Task to complete
Set down the full listing exactly, character for character.

Stored data
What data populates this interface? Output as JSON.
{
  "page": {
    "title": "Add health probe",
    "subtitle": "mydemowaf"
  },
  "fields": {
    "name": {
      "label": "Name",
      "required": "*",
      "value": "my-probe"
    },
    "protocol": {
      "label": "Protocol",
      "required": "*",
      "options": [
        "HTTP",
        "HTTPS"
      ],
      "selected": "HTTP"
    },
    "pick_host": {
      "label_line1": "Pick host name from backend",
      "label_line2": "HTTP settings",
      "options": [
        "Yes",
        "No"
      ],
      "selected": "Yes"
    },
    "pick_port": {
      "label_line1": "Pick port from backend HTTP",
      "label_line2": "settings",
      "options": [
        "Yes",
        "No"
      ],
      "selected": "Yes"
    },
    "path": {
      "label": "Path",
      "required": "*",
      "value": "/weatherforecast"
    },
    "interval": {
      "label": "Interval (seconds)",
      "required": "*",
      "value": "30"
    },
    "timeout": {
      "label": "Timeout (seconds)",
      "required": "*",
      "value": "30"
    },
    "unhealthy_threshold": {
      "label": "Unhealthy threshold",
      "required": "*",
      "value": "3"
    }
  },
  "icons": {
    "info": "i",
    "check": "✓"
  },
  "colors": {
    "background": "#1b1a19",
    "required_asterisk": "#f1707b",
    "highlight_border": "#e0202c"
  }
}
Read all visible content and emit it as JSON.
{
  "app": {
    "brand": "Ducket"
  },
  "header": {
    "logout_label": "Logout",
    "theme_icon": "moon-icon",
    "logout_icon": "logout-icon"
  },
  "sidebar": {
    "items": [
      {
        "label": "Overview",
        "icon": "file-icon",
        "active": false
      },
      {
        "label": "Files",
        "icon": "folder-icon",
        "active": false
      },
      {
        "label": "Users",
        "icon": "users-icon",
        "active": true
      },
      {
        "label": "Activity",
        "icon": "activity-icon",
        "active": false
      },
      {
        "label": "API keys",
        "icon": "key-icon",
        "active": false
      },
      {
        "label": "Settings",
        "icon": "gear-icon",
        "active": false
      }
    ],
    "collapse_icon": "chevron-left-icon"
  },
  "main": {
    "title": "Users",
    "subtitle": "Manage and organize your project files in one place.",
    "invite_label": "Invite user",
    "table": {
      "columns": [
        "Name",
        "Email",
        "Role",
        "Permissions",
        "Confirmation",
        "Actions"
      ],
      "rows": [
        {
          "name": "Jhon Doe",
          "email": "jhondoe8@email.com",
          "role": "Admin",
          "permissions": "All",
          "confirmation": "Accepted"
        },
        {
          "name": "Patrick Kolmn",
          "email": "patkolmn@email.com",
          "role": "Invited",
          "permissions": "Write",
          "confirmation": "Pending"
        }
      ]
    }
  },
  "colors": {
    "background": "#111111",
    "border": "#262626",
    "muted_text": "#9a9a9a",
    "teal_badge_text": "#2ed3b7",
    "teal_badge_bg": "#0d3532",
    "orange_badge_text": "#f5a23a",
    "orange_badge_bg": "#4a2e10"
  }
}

Task response
What data populates this interface? Output as JSON.
{
  "page": {
    "title": "Add health probe",
    "subtitle": "mydemowaf"
  },
  "fields": {
    "name": {
      "label": "Name",
      "required": "*",
      "value": "my-probe"
    },
    "protocol": {
      "label": "Protocol",
      "required": "*",
      "options": [
        "HTTP",
        "HTTPS"
      ],
      "selected": "HTTP"
    },
    "pick_host": {
      "label_line1": "Pick host name from backend",
      "label_line2": "HTTP settings",
      "options": [
        "Yes",
        "No"
      ],
      "selected": "Yes"
    },
    "pick_port": {
      "label_line1": "Pick port from backend HTTP",
      "label_line2": "settings",
      "options": [
        "Yes",
        "No"
      ],
      "selected": "Yes"
    },
    "path": {
      "label": "Path",
      "required": "*",
      "value": "/weatherforecast"
    },
    "interval": {
      "label": "Interval (seconds)",
      "required": "*",
      "value": "30"
    },
    "timeout": {
      "label": "Timeout (seconds)",
      "required": "*",
      "value": "30"
    },
    "unhealthy_threshold": {
      "label": "Unhealthy threshold",
      "required": "*",
      "value": "3"
    }
  },
  "icons": {
    "info": "i",
    "check": "✓"
  },
  "colors": {
    "background": "#1b1a19",
    "required_asterisk": "#f1707b",
    "highlight_border": "#e0202c"
  }
}
Read all visible content and emit it as JSON.
{
  "app": {
    "brand": "Ducket"
  },
  "header": {
    "logout_label": "Logout",
    "theme_icon": "moon-icon",
    "logout_icon": "logout-icon"
  },
  "sidebar": {
    "items": [
      {
        "label": "Overview",
        "icon": "file-icon",
        "active": false
      },
      {
        "label": "Files",
        "icon": "folder-icon",
        "active": false
      },
      {
        "label": "Users",
        "icon": "users-icon",
        "active": true
      },
      {
        "label": "Activity",
        "icon": "activity-icon",
        "active": false
      },
      {
        "label": "API keys",
        "icon": "key-icon",
        "active": false
      },
      {
        "label": "Settings",
        "icon": "gear-icon",
        "active": false
      }
    ],
    "collapse_icon": "chevron-left-icon"
  },
  "main": {
    "title": "Users",
    "subtitle": "Manage and organize your project files in one place.",
    "invite_label": "Invite user",
    "table": {
      "columns": [
        "Name",
        "Email",
        "Role",
        "Permissions",
        "Confirmation",
        "Actions"
      ],
      "rows": [
        {
          "name": "Jhon Doe",
          "email": "jhondoe8@email.com",
          "role": "Admin",
          "permissions": "All",
          "confirmation": "Accepted"
        },
        {
          "name": "Patrick Kolmn",
          "email": "patkolmn@email.com",
          "role": "Invited",
          "permissions": "Write",
          "confirmation": "Pending"
        }
      ]
    }
  },
  "colors": {
    "background": "#111111",
    "border": "#262626",
    "muted_text": "#9a9a9a",
    "teal_badge_text": "#2ed3b7",
    "teal_badge_bg": "#0d3532",
    "orange_badge_text": "#f5a23a",
    "orange_badge_bg": "#4a2e10"
  }
}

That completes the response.